• **INPUT DATA**:
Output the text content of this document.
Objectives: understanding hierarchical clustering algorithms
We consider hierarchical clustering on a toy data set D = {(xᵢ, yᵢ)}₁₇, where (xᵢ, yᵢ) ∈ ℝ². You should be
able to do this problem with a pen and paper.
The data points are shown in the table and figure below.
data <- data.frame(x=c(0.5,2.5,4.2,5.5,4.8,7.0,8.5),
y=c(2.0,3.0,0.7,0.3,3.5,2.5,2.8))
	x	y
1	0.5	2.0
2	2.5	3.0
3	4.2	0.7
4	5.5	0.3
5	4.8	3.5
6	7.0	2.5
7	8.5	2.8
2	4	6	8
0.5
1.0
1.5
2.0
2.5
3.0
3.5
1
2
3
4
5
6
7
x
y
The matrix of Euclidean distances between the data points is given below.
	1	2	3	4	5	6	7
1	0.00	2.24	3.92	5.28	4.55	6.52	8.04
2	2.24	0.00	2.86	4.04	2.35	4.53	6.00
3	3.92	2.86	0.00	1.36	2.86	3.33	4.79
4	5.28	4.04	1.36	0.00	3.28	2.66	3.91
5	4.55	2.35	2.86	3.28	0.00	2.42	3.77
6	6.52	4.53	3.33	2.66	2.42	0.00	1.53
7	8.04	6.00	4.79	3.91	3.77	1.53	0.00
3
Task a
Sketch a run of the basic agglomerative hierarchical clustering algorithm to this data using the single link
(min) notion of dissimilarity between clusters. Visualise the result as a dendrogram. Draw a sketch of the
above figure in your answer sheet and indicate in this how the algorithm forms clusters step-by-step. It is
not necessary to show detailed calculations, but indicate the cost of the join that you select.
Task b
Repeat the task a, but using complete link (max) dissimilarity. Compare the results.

• **GOAL**: Filter out all lines lacking the word "hierarchical" and copy the rest.

• **RIGHT ANSWER**:
Objectives: understanding hierarchical clustering algorithms
We consider hierarchical clustering on a toy data set D = {(xᵢ, yᵢ)}₁₇, where (xᵢ, yᵢ) ∈ ℝ². You should be
Sketch a run of the basic agglomerative hierarchical clustering algorithm to this data using the single link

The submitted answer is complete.